*STATED TASK*:
Reproduce all records exactly.

[Records]

--- start ---

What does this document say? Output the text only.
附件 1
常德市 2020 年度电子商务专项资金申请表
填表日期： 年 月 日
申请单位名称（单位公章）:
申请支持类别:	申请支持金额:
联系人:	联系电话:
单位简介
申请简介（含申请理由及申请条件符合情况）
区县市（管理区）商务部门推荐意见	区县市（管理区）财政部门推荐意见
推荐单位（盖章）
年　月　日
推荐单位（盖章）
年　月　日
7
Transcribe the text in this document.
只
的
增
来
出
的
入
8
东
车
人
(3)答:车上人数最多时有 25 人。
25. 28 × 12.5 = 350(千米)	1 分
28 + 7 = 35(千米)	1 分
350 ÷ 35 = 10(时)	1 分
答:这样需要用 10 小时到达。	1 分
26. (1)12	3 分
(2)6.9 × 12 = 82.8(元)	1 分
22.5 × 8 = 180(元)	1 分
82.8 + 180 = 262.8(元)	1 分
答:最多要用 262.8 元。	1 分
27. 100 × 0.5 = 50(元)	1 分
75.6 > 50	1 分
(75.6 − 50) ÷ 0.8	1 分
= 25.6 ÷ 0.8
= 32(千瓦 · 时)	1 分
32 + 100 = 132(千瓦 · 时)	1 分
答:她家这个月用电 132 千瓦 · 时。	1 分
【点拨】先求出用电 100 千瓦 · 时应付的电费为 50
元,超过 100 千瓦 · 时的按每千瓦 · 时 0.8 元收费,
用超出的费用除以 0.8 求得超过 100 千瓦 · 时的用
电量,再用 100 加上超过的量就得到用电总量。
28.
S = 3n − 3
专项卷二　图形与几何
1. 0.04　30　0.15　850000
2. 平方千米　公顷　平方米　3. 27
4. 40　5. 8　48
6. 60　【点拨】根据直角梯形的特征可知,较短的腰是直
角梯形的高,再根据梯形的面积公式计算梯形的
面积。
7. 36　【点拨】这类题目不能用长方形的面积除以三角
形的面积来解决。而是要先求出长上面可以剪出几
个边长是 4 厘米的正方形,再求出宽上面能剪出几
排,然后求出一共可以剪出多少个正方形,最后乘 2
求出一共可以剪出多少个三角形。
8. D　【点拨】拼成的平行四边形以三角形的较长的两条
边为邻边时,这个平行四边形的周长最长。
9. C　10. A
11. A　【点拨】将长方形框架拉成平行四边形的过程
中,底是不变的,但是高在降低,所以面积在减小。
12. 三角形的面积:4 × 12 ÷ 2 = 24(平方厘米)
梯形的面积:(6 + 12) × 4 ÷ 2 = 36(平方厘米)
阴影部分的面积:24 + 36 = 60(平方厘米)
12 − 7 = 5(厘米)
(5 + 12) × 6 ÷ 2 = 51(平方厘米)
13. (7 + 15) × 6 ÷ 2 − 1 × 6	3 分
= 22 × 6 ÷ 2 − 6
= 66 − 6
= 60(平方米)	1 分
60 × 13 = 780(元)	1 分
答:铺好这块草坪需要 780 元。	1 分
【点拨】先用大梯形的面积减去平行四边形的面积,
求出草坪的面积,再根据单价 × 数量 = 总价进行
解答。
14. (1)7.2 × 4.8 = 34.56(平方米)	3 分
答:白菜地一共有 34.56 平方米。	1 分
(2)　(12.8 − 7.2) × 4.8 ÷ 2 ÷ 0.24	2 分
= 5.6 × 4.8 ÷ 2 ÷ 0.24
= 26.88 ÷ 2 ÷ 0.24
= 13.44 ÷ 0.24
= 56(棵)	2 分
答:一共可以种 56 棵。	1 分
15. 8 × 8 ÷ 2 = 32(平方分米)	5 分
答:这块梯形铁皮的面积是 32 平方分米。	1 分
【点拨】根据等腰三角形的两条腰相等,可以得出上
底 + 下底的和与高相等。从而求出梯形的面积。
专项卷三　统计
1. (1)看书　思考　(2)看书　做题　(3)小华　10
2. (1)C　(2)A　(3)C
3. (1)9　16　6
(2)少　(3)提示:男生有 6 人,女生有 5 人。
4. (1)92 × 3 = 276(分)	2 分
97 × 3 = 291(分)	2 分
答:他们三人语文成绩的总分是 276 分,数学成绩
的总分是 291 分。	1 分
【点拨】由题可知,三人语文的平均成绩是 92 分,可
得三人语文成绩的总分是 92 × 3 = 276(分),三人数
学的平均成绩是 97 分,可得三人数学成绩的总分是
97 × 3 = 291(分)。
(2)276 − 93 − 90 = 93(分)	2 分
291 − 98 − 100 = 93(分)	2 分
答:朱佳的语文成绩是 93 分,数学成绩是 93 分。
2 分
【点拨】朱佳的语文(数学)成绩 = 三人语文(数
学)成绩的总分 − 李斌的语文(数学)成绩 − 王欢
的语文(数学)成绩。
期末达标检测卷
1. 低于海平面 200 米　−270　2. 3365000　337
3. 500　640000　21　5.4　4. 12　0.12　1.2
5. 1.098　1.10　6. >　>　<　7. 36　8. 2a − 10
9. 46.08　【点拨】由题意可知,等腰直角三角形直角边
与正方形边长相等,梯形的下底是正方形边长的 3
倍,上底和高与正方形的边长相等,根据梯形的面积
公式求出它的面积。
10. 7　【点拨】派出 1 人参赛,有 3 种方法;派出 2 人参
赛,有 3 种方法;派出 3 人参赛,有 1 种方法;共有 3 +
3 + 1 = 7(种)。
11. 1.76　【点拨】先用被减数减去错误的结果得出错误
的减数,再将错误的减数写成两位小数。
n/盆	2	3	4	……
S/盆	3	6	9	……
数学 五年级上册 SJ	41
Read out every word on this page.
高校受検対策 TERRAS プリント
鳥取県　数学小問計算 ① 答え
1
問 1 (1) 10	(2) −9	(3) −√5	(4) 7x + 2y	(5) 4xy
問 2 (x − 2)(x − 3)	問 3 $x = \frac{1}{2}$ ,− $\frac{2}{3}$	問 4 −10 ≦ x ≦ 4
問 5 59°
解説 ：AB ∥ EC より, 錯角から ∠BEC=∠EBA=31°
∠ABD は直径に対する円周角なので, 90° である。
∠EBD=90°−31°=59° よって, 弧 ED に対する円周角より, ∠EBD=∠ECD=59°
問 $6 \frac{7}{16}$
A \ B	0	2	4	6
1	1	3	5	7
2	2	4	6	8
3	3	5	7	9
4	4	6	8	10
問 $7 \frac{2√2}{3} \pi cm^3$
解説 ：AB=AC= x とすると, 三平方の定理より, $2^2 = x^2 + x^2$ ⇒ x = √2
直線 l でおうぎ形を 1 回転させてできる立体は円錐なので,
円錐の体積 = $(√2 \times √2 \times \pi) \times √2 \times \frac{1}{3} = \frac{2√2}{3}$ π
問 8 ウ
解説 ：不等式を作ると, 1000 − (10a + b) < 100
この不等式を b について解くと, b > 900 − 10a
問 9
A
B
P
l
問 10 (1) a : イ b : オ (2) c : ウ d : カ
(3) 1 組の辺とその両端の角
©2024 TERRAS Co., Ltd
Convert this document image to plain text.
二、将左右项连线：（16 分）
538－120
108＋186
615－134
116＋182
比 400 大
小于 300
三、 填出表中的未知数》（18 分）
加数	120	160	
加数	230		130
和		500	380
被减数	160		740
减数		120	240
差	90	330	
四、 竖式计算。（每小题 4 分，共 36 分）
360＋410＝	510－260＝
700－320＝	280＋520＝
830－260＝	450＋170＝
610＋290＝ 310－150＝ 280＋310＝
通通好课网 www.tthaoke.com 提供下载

--- end ---

*RESULT FOR THIS EXERCISE*:
What does this document say? Output the text only.
附件 1
常德市 2020 年度电子商务专项资金申请表
填表日期： 年 月 日
申请单位名称（单位公章）:
申请支持类别:	申请支持金额:
联系人:	联系电话:
单位简介
申请简介（含申请理由及申请条件符合情况）
区县市（管理区）商务部门推荐意见	区县市（管理区）财政部门推荐意见
推荐单位（盖章）
年　月　日
推荐单位（盖章）
年　月　日
7
Transcribe the text in this document.
只
的
增
来
出
的
入
8
东
车
人
(3)答:车上人数最多时有 25 人。
25. 28 × 12.5 = 350(千米)	1 分
28 + 7 = 35(千米)	1 分
350 ÷ 35 = 10(时)	1 分
答:这样需要用 10 小时到达。	1 分
26. (1)12	3 分
(2)6.9 × 12 = 82.8(元)	1 分
22.5 × 8 = 180(元)	1 分
82.8 + 180 = 262.8(元)	1 分
答:最多要用 262.8 元。	1 分
27. 100 × 0.5 = 50(元)	1 分
75.6 > 50	1 分
(75.6 − 50) ÷ 0.8	1 分
= 25.6 ÷ 0.8
= 32(千瓦 · 时)	1 分
32 + 100 = 132(千瓦 · 时)	1 分
答:她家这个月用电 132 千瓦 · 时。	1 分
【点拨】先求出用电 100 千瓦 · 时应付的电费为 50
元,超过 100 千瓦 · 时的按每千瓦 · 时 0.8 元收费,
用超出的费用除以 0.8 求得超过 100 千瓦 · 时的用
电量,再用 100 加上超过的量就得到用电总量。
28.
S = 3n − 3
专项卷二　图形与几何
1. 0.04　30　0.15　850000
2. 平方千米　公顷　平方米　3. 27
4. 40　5. 8　48
6. 60　【点拨】根据直角梯形的特征可知,较短的腰是直
角梯形的高,再根据梯形的面积公式计算梯形的
面积。
7. 36　【点拨】这类题目不能用长方形的面积除以三角
形的面积来解决。而是要先求出长上面可以剪出几
个边长是 4 厘米的正方形,再求出宽上面能剪出几
排,然后求出一共可以剪出多少个正方形,最后乘 2
求出一共可以剪出多少个三角形。
8. D　【点拨】拼成的平行四边形以三角形的较长的两条
边为邻边时,这个平行四边形的周长最长。
9. C　10. A
11. A　【点拨】将长方形框架拉成平行四边形的过程
中,底是不变的,但是高在降低,所以面积在减小。
12. 三角形的面积:4 × 12 ÷ 2 = 24(平方厘米)
梯形的面积:(6 + 12) × 4 ÷ 2 = 36(平方厘米)
阴影部分的面积:24 + 36 = 60(平方厘米)
12 − 7 = 5(厘米)
(5 + 12) × 6 ÷ 2 = 51(平方厘米)
13. (7 + 15) × 6 ÷ 2 − 1 × 6	3 分
= 22 × 6 ÷ 2 − 6
= 66 − 6
= 60(平方米)	1 分
60 × 13 = 780(元)	1 分
答:铺好这块草坪需要 780 元。	1 分
【点拨】先用大梯形的面积减去平行四边形的面积,
求出草坪的面积,再根据单价 × 数量 = 总价进行
解答。
14. (1)7.2 × 4.8 = 34.56(平方米)	3 分
答:白菜地一共有 34.56 平方米。	1 分
(2)　(12.8 − 7.2) × 4.8 ÷ 2 ÷ 0.24	2 分
= 5.6 × 4.8 ÷ 2 ÷ 0.24
= 26.88 ÷ 2 ÷ 0.24
= 13.44 ÷ 0.24
= 56(棵)	2 分
答:一共可以种 56 棵。	1 分
15. 8 × 8 ÷ 2 = 32(平方分米)	5 分
答:这块梯形铁皮的面积是 32 平方分米。	1 分
【点拨】根据等腰三角形的两条腰相等,可以得出上
底 + 下底的和与高相等。从而求出梯形的面积。
专项卷三　统计
1. (1)看书　思考　(2)看书　做题　(3)小华　10
2. (1)C　(2)A　(3)C
3. (1)9　16　6
(2)少　(3)提示:男生有 6 人,女生有 5 人。
4. (1)92 × 3 = 276(分)	2 分
97 × 3 = 291(分)	2 分
答:他们三人语文成绩的总分是 276 分,数学成绩
的总分是 291 分。	1 分
【点拨】由题可知,三人语文的平均成绩是 92 分,可
得三人语文成绩的总分是 92 × 3 = 276(分),三人数
学的平均成绩是 97 分,可得三人数学成绩的总分是
97 × 3 = 291(分)。
(2)276 − 93 − 90 = 93(分)	2 分
291 − 98 − 100 = 93(分)	2 分
答:朱佳的语文成绩是 93 分,数学成绩是 93 分。
2 分
【点拨】朱佳的语文(数学)成绩 = 三人语文(数
学)成绩的总分 − 李斌的语文(数学)成绩 − 王欢
的语文(数学)成绩。
期末达标检测卷
1. 低于海平面 200 米　−270　2. 3365000　337
3. 500　640000　21　5.4　4. 12　0.12　1.2
5. 1.098　1.10　6. >　>　<　7. 36　8. 2a − 10
9. 46.08　【点拨】由题意可知,等腰直角三角形直角边
与正方形边长相等,梯形的下底是正方形边长的 3
倍,上底和高与正方形的边长相等,根据梯形的面积
公式求出它的面积。
10. 7　【点拨】派出 1 人参赛,有 3 种方法;派出 2 人参
赛,有 3 种方法;派出 3 人参赛,有 1 种方法;共有 3 +
3 + 1 = 7(种)。
11. 1.76　【点拨】先用被减数减去错误的结果得出错误
的减数,再将错误的减数写成两位小数。
n/盆	2	3	4	……
S/盆	3	6	9	……
数学 五年级上册 SJ	41
Read out every word on this page.
高校受検対策 TERRAS プリント
鳥取県　数学小問計算 ① 答え
1
問 1 (1) 10	(2) −9	(3) −√5	(4) 7x + 2y	(5) 4xy
問 2 (x − 2)(x − 3)	問 3 $x = \frac{1}{2}$ ,− $\frac{2}{3}$	問 4 −10 ≦ x ≦ 4
問 5 59°
解説 ：AB ∥ EC より, 錯角から ∠BEC=∠EBA=31°
∠ABD は直径に対する円周角なので, 90° である。
∠EBD=90°−31°=59° よって, 弧 ED に対する円周角より, ∠EBD=∠ECD=59°
問 $6 \frac{7}{16}$
A \ B	0	2	4	6
1	1	3	5	7
2	2	4	6	8
3	3	5	7	9
4	4	6	8	10
問 $7 \frac{2√2}{3} \pi cm^3$
解説 ：AB=AC= x とすると, 三平方の定理より, $2^2 = x^2 + x^2$ ⇒ x = √2
直線 l でおうぎ形を 1 回転させてできる立体は円錐なので,
円錐の体積 = $(√2 \times √2 \times \pi) \times √2 \times \frac{1}{3} = \frac{2√2}{3}$ π
問 8 ウ
解説 ：不等式を作ると, 1000 − (10a + b) < 100
この不等式を b について解くと, b > 900 − 10a
問 9
A
B
P
l
問 10 (1) a : イ b : オ (2) c : ウ d : カ
(3) 1 組の辺とその両端の角
©2024 TERRAS Co., Ltd
Convert this document image to plain text.
二、将左右项连线：（16 分）
538－120
108＋186
615－134
116＋182
比 400 大
小于 300
三、 填出表中的未知数》（18 分）
加数	120	160	
加数	230		130
和		500	380
被减数	160		740
减数		120	240
差	90	330	
四、 竖式计算。（每小题 4 分，共 36 分）
360＋410＝	510－260＝
700－320＝	280＋520＝
830－260＝	450＋170＝
610＋290＝ 310－150＝ 280＋310＝
通通好课网 www.tthaoke.com 提供下载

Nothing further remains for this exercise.